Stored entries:
──────────

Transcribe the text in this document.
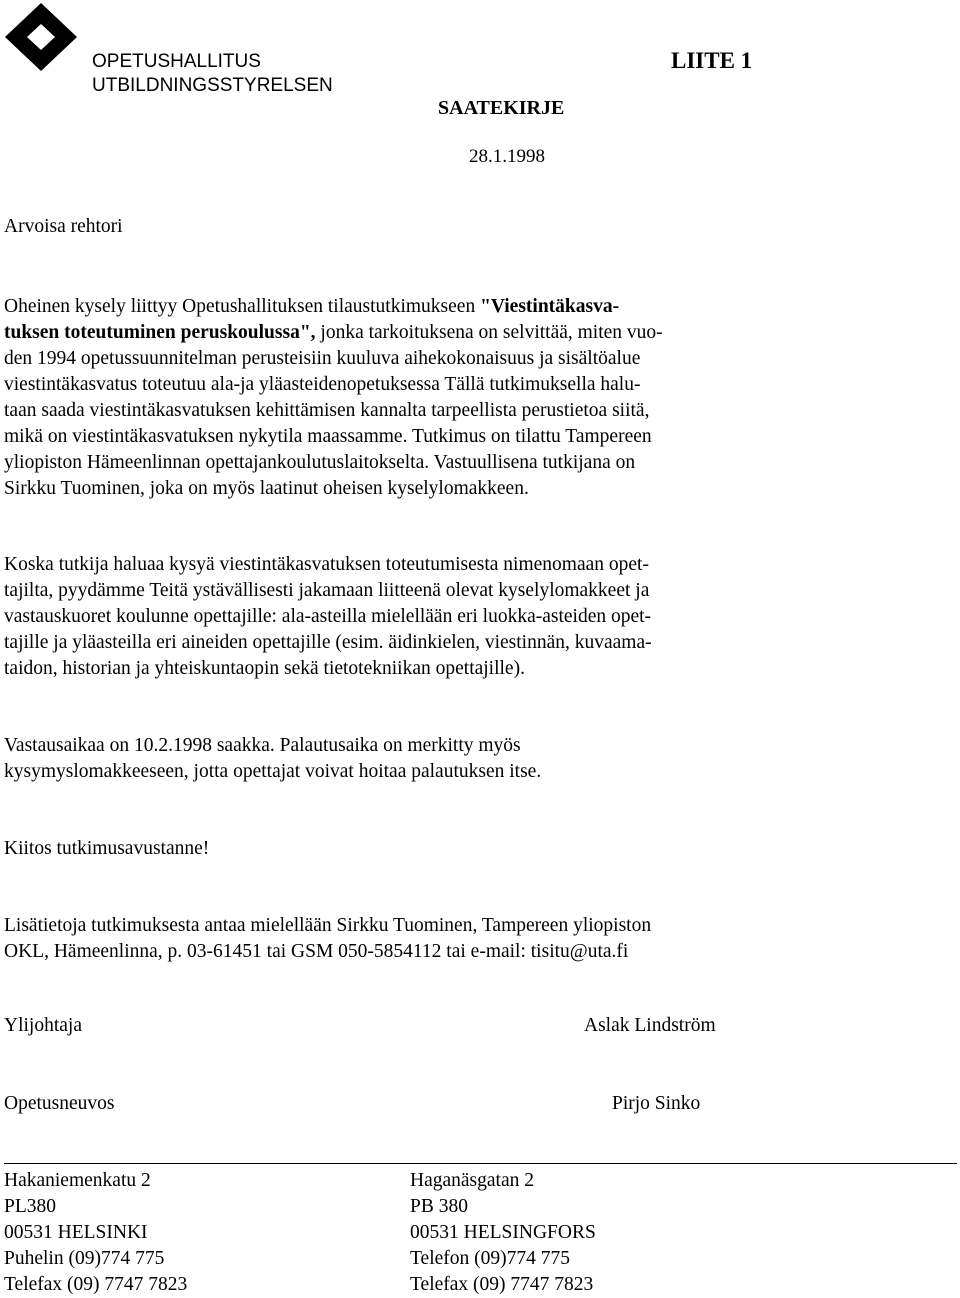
OPETUSHALLITUS
UTBILDNINGSSTYRELSEN
LIITE 1
SAATEKIRJE
28.1.1998
Arvoisa rehtori
Oheinen kysely liittyy Opetushallituksen tilaustutkimukseen "Viestintäkasva-
tuksen toteutuminen peruskoulussa", jonka tarkoituksena on selvittää, miten vuo-
den 1994 opetussuunnitelman perusteisiin kuuluva aihekokonaisuus ja sisältöalue
viestintäkasvatus toteutuu ala-ja yläasteidenopetuksessa Tällä tutkimuksella halu-
taan saada viestintäkasvatuksen kehittämisen kannalta tarpeellista perustietoa siitä,
mikä on viestintäkasvatuksen nykytila maassamme. Tutkimus on tilattu Tampereen
yliopiston Hämeenlinnan opettajankoulutuslaitokselta. Vastuullisena tutkijana on
Sirkku Tuominen, joka on myös laatinut oheisen kyselylomakkeen.
Koska tutkija haluaa kysyä viestintäkasvatuksen toteutumisesta nimenomaan opet-
tajilta, pyydämme Teitä ystävällisesti jakamaan liitteenä olevat kyselylomakkeet ja
vastauskuoret koulunne opettajille: ala-asteilla mielellään eri luokka-asteiden opet-
tajille ja yläasteilla eri aineiden opettajille (esim. äidinkielen, viestinnän, kuvaama-
taidon, historian ja yhteiskuntaopin sekä tietotekniikan opettajille).
Vastausaikaa on 10.2.1998 saakka. Palautusaika on merkitty myös
kysymyslomakkeeseen, jotta opettajat voivat hoitaa palautuksen itse.
Kiitos tutkimusavustanne!
Lisätietoja tutkimuksesta antaa mielellään Sirkku Tuominen, Tampereen yliopiston
OKL, Hämeenlinna, p. 03-61451 tai GSM 050-5854112 tai e-mail: tisitu@uta.fi
Ylijohtaja	Aslak Lindström
Opetusneuvos	Pirjo Sinko
Hakaniemenkatu 2
PL380
00531 HELSINKI
Puhelin (09)774 775
Telefax (09) 7747 7823
Haganäsgatan 2
PB 380
00531 HELSINGFORS
Telefon (09)774 775
Telefax (09) 7747 7823
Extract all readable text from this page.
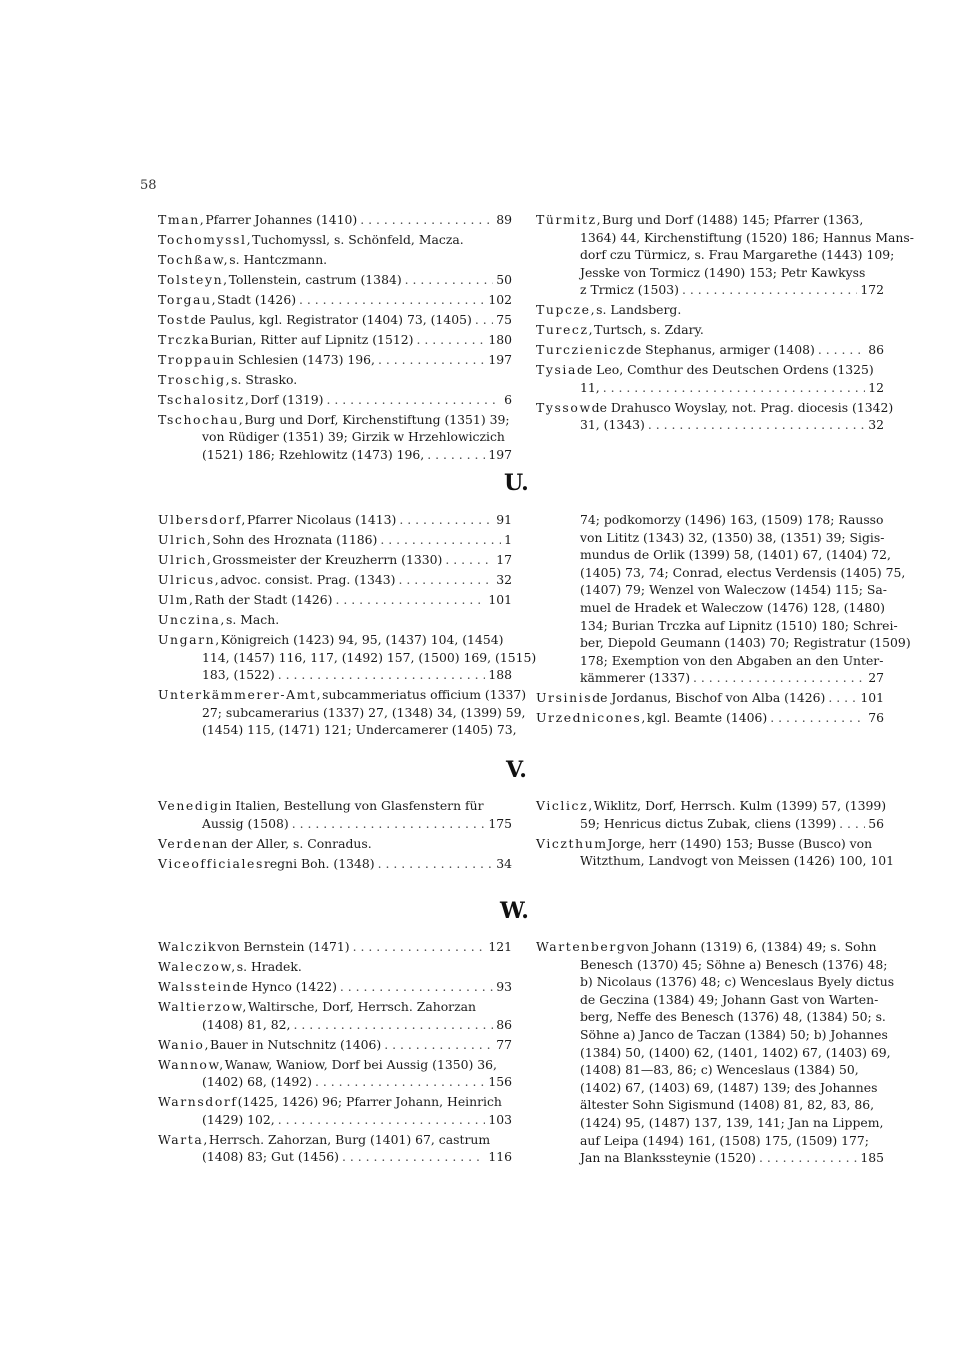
58
Tman, Pfarrer Johannes (1410) . . .	89
Tochomyssl, Tuchomyssl, s. Schönfeld, Macza.
Tochßaw, s. Hantczmann.
Tolsteyn, Tollenstein, castrum (1384) . . .	50
Torgau, Stadt (1426) . . .	102
Tost de Paulus, kgl. Registrator (1404) 73, (1405) . . . 75
Trczka Burian, Ritter auf Lipnitz (1512) . . .	180
Troppau in Schlesien (1473) 196, . . .	197
Troschig, s. Strasko.
Tschalositz, Dorf (1319) . . .	6
Tschochau, Burg und Dorf, Kirchenstiftung (1351) 39;
von Rüdiger (1351) 39; Girzik w Hrzehlowiczich
(1521) 186; Rzehlowitz (1473) 196, . . .	197
Türmitz, Burg und Dorf (1488) 145; Pfarrer (1363,
1364) 44, Kirchenstiftung (1520) 186; Hannus Mans-
dorf czu Türmicz, s. Frau Margarethe (1443) 109;
Jesske von Tormicz (1490) 153; Petr Kawkyss
z Trmicz (1503) . . .	172
Tupcze, s. Landsberg.
Turecz, Turtsch, s. Zdary.
Turczienicz de Stephanus, armiger (1408) . . .	86
Tysia de Leo, Comthur des Deutschen Ordens (1325)
11, . . .	12
Tyssow de Drahusco Woyslay, not. Prag. diocesis (1342)
31, (1343) . . .	32
U.
Ulbersdorf, Pfarrer Nicolaus (1413) . . .	91
Ulrich, Sohn des Hroznata (1186) . . .	1
Ulrich, Grossmeister der Kreuzherrn (1330) . . .	17
Ulricus, advoc. consist. Prag. (1343) . . .	32
Ulm, Rath der Stadt (1426) . . .	101
Unczina, s. Mach.
Ungarn, Königreich (1423) 94, 95, (1437) 104, (1454)
114, (1457) 116, 117, (1492) 157, (1500) 169, (1515)
183, (1522) . . .	188
Unterkämmerer-Amt, subcammeriatus officium (1337)
27; subcamerarius (1337) 27, (1348) 34, (1399) 59,
(1454) 115, (1471) 121; Undercamerer (1405) 73,
74; podkomorzy (1496) 163, (1509) 178; Rausso
von Lititz (1343) 32, (1350) 38, (1351) 39; Sigis-
mundus de Orlik (1399) 58, (1401) 67, (1404) 72,
(1405) 73, 74; Conrad, electus Verdensis (1405) 75,
(1407) 79; Wenzel von Waleczow (1454) 115; Sa-
muel de Hradek et Waleczow (1476) 128, (1480)
134; Burian Trczka auf Lipnitz (1510) 180; Schrei-
ber, Diepold Geumann (1403) 70; Registratur (1509)
178; Exemption von den Abgaben an den Unter-
kämmerer (1337) . . .	27
Ursinis de Jordanus, Bischof von Alba (1426) . . .	101
Urzednicones, kgl. Beamte (1406) . . .	76
V.
Venedig in Italien, Bestellung von Glasfenstern für
Aussig (1508) . . .	175
Verden an der Aller, s. Conradus.
Viceofficiales regni Boh. (1348) . . .	34
Viclicz, Wiklitz, Dorf, Herrsch. Kulm (1399) 57, (1399)
59; Henricus dictus Zubak, cliens (1399) . . .	56
Viczthum Jorge, herr (1490) 153; Busse (Busco) von
Witzthum, Landvogt von Meissen (1426) 100, 101
W.
Walczik von Bernstein (1471) . . .	121
Waleczow, s. Hradek.
Walsstein de Hynco (1422) . . .	93
Waltierzow, Waltirsche, Dorf, Herrsch. Zahorzan
(1408) 81, 82, . . .	86
Wanio, Bauer in Nutschnitz (1406) . . .	77
Wannow, Wanaw, Waniow, Dorf bei Aussig (1350) 36,
(1402) 68, (1492) . . .	156
Warnsdorf (1425, 1426) 96; Pfarrer Johann, Heinrich
(1429) 102, . . .	103
Warta, Herrsch. Zahorzan, Burg (1401) 67, castrum
(1408) 83; Gut (1456) . . .	116
Wartenberg von Johann (1319) 6, (1384) 49; s. Sohn
Benesch (1370) 45; Söhne a) Benesch (1376) 48;
b) Nicolaus (1376) 48; c) Wenceslaus Byely dictus
de Geczina (1384) 49; Johann Gast von Warten-
berg, Neffe des Benesch (1376) 48, (1384) 50; s.
Söhne a) Janco de Taczan (1384) 50; b) Johannes
(1384) 50, (1400) 62, (1401, 1402) 67, (1403) 69,
(1408) 81—83, 86; c) Wenceslaus (1384) 50,
(1402) 67, (1403) 69, (1487) 139; des Johannes
ältester Sohn Sigismund (1408) 81, 82, 83, 86,
(1424) 95, (1487) 137, 139, 141; Jan na Lippem,
auf Leipa (1494) 161, (1508) 175, (1509) 177;
Jan na Blankssteynie (1520) . . .	185
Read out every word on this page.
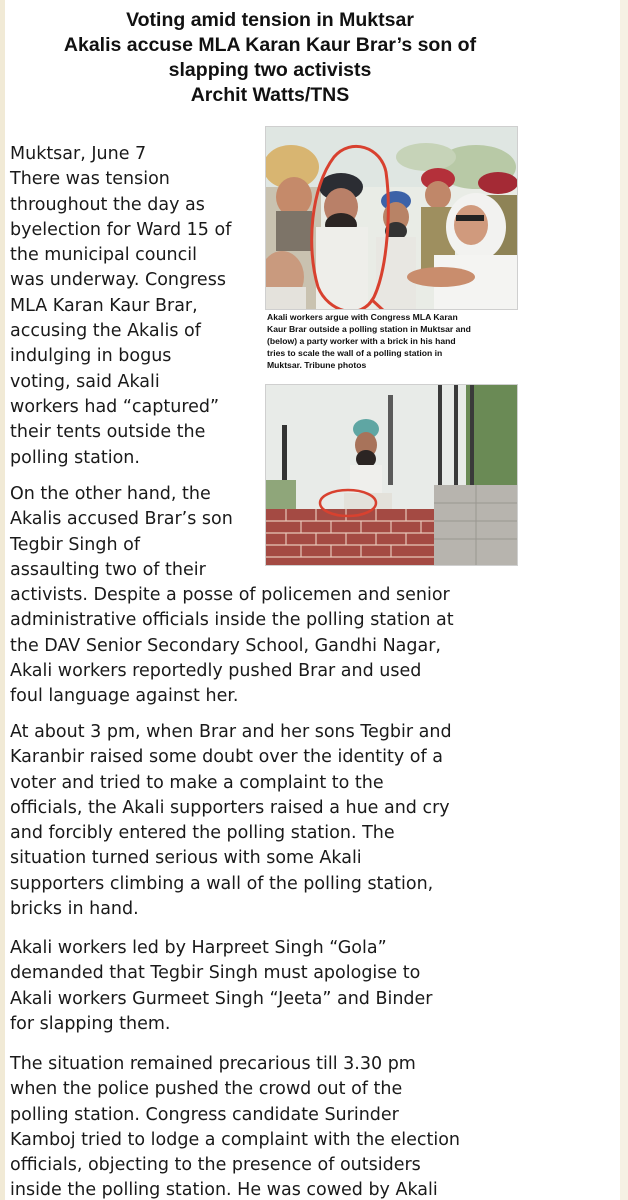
Voting amid tension in Muktsar
Akalis accuse MLA Karan Kaur Brar’s son of
slapping two activists
Archit Watts/TNS
Akali workers argue with Congress MLA Karan
Kaur Brar outside a polling station in Muktsar and
(below) a party worker with a brick in his hand
tries to scale the wall of a polling station in
Muktsar. Tribune photos
Muktsar, June 7
There was tension
throughout the day as
byelection for Ward 15 of
the municipal council
was underway. Congress
MLA Karan Kaur Brar,
accusing the Akalis of
indulging in bogus
voting, said Akali
workers had “captured”
their tents outside the
polling station.
On the other hand, the
Akalis accused Brar’s son
Tegbir Singh of
assaulting two of their
activists. Despite a posse of policemen and senior
administrative officials inside the polling station at
the DAV Senior Secondary School, Gandhi Nagar,
Akali workers reportedly pushed Brar and used
foul language against her.
At about 3 pm, when Brar and her sons Tegbir and
Karanbir raised some doubt over the identity of a
voter and tried to make a complaint to the
officials, the Akali supporters raised a hue and cry
and forcibly entered the polling station. The
situation turned serious with some Akali
supporters climbing a wall of the polling station,
bricks in hand.
Akali workers led by Harpreet Singh “Gola”
demanded that Tegbir Singh must apologise to
Akali workers Gurmeet Singh “Jeeta” and Binder
for slapping them.
The situation remained precarious till 3.30 pm
when the police pushed the crowd out of the
polling station. Congress candidate Surinder
Kamboj tried to lodge a complaint with the election
officials, objecting to the presence of outsiders
inside the polling station. He was cowed by Akali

──────────

Problem requirements:
Gather each line of the listing that holds the string "when".

Result:
At about 3 pm, when Brar and her sons Tegbir and
when the police pushed the crowd out of the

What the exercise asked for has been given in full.